**Stated exercise**
Output the data below in full, character for character.

**Provided information**
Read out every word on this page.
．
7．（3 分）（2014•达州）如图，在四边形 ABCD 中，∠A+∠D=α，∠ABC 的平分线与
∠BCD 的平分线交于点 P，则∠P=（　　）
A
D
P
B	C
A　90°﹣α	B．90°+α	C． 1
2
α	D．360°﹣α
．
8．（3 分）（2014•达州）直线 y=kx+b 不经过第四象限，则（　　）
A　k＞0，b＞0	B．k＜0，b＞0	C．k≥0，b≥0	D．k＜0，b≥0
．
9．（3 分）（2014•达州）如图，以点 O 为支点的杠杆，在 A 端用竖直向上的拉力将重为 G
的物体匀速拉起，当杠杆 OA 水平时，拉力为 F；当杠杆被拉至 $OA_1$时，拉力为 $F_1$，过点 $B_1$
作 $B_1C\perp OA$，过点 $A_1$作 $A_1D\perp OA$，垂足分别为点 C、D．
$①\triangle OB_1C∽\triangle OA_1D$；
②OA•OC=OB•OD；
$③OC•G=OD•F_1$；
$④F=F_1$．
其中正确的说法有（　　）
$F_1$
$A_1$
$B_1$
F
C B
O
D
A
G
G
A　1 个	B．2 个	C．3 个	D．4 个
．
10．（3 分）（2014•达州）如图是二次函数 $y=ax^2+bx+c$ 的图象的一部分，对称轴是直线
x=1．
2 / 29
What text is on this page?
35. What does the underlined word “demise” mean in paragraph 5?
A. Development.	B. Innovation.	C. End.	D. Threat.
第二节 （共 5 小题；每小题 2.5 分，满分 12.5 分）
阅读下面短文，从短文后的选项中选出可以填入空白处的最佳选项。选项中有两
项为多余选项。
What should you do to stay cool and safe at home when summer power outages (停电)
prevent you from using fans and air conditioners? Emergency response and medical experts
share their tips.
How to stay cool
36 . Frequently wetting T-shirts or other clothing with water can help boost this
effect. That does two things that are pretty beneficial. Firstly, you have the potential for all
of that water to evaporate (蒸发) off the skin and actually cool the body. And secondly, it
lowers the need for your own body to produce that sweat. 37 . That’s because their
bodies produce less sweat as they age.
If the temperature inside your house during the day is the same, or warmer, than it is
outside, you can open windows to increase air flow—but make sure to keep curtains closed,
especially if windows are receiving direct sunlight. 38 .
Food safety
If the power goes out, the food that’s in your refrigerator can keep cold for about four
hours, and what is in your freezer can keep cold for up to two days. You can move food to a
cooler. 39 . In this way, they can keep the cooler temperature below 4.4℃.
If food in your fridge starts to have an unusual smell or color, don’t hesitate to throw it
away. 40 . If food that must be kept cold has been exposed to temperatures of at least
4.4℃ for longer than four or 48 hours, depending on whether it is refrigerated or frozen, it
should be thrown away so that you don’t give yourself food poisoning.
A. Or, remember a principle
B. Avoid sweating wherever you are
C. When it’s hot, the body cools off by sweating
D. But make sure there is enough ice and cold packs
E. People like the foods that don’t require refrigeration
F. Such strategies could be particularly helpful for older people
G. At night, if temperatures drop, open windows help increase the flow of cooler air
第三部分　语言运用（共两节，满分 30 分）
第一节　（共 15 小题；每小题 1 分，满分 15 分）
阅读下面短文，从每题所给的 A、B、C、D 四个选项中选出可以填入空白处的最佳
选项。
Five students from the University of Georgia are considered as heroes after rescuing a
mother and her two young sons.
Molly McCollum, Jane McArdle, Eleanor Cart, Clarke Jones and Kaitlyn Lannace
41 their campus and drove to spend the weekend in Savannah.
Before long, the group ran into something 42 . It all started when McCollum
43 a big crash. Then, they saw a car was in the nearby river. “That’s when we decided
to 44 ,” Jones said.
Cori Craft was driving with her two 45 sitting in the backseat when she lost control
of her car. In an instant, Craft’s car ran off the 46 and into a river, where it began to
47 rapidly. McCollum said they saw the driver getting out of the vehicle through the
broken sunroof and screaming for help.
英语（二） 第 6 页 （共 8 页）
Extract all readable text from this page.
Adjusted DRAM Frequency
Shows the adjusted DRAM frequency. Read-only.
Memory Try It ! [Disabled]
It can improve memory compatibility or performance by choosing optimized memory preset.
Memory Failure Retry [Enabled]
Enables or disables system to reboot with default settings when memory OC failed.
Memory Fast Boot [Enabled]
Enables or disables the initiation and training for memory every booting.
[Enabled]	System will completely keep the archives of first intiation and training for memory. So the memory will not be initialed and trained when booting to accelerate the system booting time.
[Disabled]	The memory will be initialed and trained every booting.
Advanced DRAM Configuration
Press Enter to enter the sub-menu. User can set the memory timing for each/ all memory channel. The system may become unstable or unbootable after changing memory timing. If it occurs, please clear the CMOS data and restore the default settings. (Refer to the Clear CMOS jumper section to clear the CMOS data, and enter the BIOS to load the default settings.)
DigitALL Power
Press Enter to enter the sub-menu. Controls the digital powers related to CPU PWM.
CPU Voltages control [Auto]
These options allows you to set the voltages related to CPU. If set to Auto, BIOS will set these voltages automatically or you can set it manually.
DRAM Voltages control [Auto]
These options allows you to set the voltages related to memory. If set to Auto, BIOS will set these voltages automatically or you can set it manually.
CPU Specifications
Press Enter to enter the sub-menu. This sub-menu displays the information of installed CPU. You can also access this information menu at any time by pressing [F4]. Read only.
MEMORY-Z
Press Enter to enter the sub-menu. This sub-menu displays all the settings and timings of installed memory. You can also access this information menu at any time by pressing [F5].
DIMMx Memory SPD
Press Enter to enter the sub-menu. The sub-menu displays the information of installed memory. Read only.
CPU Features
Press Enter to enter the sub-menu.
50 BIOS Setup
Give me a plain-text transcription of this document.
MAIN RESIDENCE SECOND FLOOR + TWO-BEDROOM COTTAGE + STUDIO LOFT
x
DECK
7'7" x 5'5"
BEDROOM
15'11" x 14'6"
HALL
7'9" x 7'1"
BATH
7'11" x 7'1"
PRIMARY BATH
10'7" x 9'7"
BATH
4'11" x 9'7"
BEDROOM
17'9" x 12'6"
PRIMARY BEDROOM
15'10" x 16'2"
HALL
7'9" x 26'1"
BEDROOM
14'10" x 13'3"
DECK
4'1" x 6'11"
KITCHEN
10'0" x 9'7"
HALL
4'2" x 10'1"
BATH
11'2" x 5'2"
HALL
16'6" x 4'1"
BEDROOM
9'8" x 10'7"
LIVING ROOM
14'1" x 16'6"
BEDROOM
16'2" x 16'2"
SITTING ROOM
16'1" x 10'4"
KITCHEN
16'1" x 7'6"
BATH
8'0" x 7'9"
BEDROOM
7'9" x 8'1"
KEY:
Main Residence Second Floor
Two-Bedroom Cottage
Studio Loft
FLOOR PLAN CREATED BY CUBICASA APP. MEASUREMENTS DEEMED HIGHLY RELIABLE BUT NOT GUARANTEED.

**Result of this task**
Read out every word on this page.
．
7．（3 分）（2014•达州）如图，在四边形 ABCD 中，∠A+∠D=α，∠ABC 的平分线与
∠BCD 的平分线交于点 P，则∠P=（　　）
A
D
P
B	C
A　90°﹣α	B．90°+α	C． 1
2
α	D．360°﹣α
．
8．（3 分）（2014•达州）直线 y=kx+b 不经过第四象限，则（　　）
A　k＞0，b＞0	B．k＜0，b＞0	C．k≥0，b≥0	D．k＜0，b≥0
．
9．（3 分）（2014•达州）如图，以点 O 为支点的杠杆，在 A 端用竖直向上的拉力将重为 G
的物体匀速拉起，当杠杆 OA 水平时，拉力为 F；当杠杆被拉至 $OA_1$时，拉力为 $F_1$，过点 $B_1$
作 $B_1C\perp OA$，过点 $A_1$作 $A_1D\perp OA$，垂足分别为点 C、D．
$①\triangle OB_1C∽\triangle OA_1D$；
②OA•OC=OB•OD；
$③OC•G=OD•F_1$；
$④F=F_1$．
其中正确的说法有（　　）
$F_1$
$A_1$
$B_1$
F
C B
O
D
A
G
G
A　1 个	B．2 个	C．3 个	D．4 个
．
10．（3 分）（2014•达州）如图是二次函数 $y=ax^2+bx+c$ 的图象的一部分，对称轴是直线
x=1．
2 / 29
What text is on this page?
35. What does the underlined word “demise” mean in paragraph 5?
A. Development.	B. Innovation.	C. End.	D. Threat.
第二节 （共 5 小题；每小题 2.5 分，满分 12.5 分）
阅读下面短文，从短文后的选项中选出可以填入空白处的最佳选项。选项中有两
项为多余选项。
What should you do to stay cool and safe at home when summer power outages (停电)
prevent you from using fans and air conditioners? Emergency response and medical experts
share their tips.
How to stay cool
36 . Frequently wetting T-shirts or other clothing with water can help boost this
effect. That does two things that are pretty beneficial. Firstly, you have the potential for all
of that water to evaporate (蒸发) off the skin and actually cool the body. And secondly, it
lowers the need for your own body to produce that sweat. 37 . That’s because their
bodies produce less sweat as they age.
If the temperature inside your house during the day is the same, or warmer, than it is
outside, you can open windows to increase air flow—but make sure to keep curtains closed,
especially if windows are receiving direct sunlight. 38 .
Food safety
If the power goes out, the food that’s in your refrigerator can keep cold for about four
hours, and what is in your freezer can keep cold for up to two days. You can move food to a
cooler. 39 . In this way, they can keep the cooler temperature below 4.4℃.
If food in your fridge starts to have an unusual smell or color, don’t hesitate to throw it
away. 40 . If food that must be kept cold has been exposed to temperatures of at least
4.4℃ for longer than four or 48 hours, depending on whether it is refrigerated or frozen, it
should be thrown away so that you don’t give yourself food poisoning.
A. Or, remember a principle
B. Avoid sweating wherever you are
C. When it’s hot, the body cools off by sweating
D. But make sure there is enough ice and cold packs
E. People like the foods that don’t require refrigeration
F. Such strategies could be particularly helpful for older people
G. At night, if temperatures drop, open windows help increase the flow of cooler air
第三部分　语言运用（共两节，满分 30 分）
第一节　（共 15 小题；每小题 1 分，满分 15 分）
阅读下面短文，从每题所给的 A、B、C、D 四个选项中选出可以填入空白处的最佳
选项。
Five students from the University of Georgia are considered as heroes after rescuing a
mother and her two young sons.
Molly McCollum, Jane McArdle, Eleanor Cart, Clarke Jones and Kaitlyn Lannace
41 their campus and drove to spend the weekend in Savannah.
Before long, the group ran into something 42 . It all started when McCollum
43 a big crash. Then, they saw a car was in the nearby river. “That’s when we decided
to 44 ,” Jones said.
Cori Craft was driving with her two 45 sitting in the backseat when she lost control
of her car. In an instant, Craft’s car ran off the 46 and into a river, where it began to
47 rapidly. McCollum said they saw the driver getting out of the vehicle through the
broken sunroof and screaming for help.
英语（二） 第 6 页 （共 8 页）
Extract all readable text from this page.
Adjusted DRAM Frequency
Shows the adjusted DRAM frequency. Read-only.
Memory Try It ! [Disabled]
It can improve memory compatibility or performance by choosing optimized memory preset.
Memory Failure Retry [Enabled]
Enables or disables system to reboot with default settings when memory OC failed.
Memory Fast Boot [Enabled]
Enables or disables the initiation and training for memory every booting.
[Enabled]	System will completely keep the archives of first intiation and training for memory. So the memory will not be initialed and trained when booting to accelerate the system booting time.
[Disabled]	The memory will be initialed and trained every booting.
Advanced DRAM Configuration
Press Enter to enter the sub-menu. User can set the memory timing for each/ all memory channel. The system may become unstable or unbootable after changing memory timing. If it occurs, please clear the CMOS data and restore the default settings. (Refer to the Clear CMOS jumper section to clear the CMOS data, and enter the BIOS to load the default settings.)
DigitALL Power
Press Enter to enter the sub-menu. Controls the digital powers related to CPU PWM.
CPU Voltages control [Auto]
These options allows you to set the voltages related to CPU. If set to Auto, BIOS will set these voltages automatically or you can set it manually.
DRAM Voltages control [Auto]
These options allows you to set the voltages related to memory. If set to Auto, BIOS will set these voltages automatically or you can set it manually.
CPU Specifications
Press Enter to enter the sub-menu. This sub-menu displays the information of installed CPU. You can also access this information menu at any time by pressing [F4]. Read only.
MEMORY-Z
Press Enter to enter the sub-menu. This sub-menu displays all the settings and timings of installed memory. You can also access this information menu at any time by pressing [F5].
DIMMx Memory SPD
Press Enter to enter the sub-menu. The sub-menu displays the information of installed memory. Read only.
CPU Features
Press Enter to enter the sub-menu.
50 BIOS Setup
Give me a plain-text transcription of this document.
MAIN RESIDENCE SECOND FLOOR + TWO-BEDROOM COTTAGE + STUDIO LOFT
x
DECK
7'7" x 5'5"
BEDROOM
15'11" x 14'6"
HALL
7'9" x 7'1"
BATH
7'11" x 7'1"
PRIMARY BATH
10'7" x 9'7"
BATH
4'11" x 9'7"
BEDROOM
17'9" x 12'6"
PRIMARY BEDROOM
15'10" x 16'2"
HALL
7'9" x 26'1"
BEDROOM
14'10" x 13'3"
DECK
4'1" x 6'11"
KITCHEN
10'0" x 9'7"
HALL
4'2" x 10'1"
BATH
11'2" x 5'2"
HALL
16'6" x 4'1"
BEDROOM
9'8" x 10'7"
LIVING ROOM
14'1" x 16'6"
BEDROOM
16'2" x 16'2"
SITTING ROOM
16'1" x 10'4"
KITCHEN
16'1" x 7'6"
BATH
8'0" x 7'9"
BEDROOM
7'9" x 8'1"
KEY:
Main Residence Second Floor
Two-Bedroom Cottage
Studio Loft
FLOOR PLAN CREATED BY CUBICASA APP. MEASUREMENTS DEEMED HIGHLY RELIABLE BUT NOT GUARANTEED.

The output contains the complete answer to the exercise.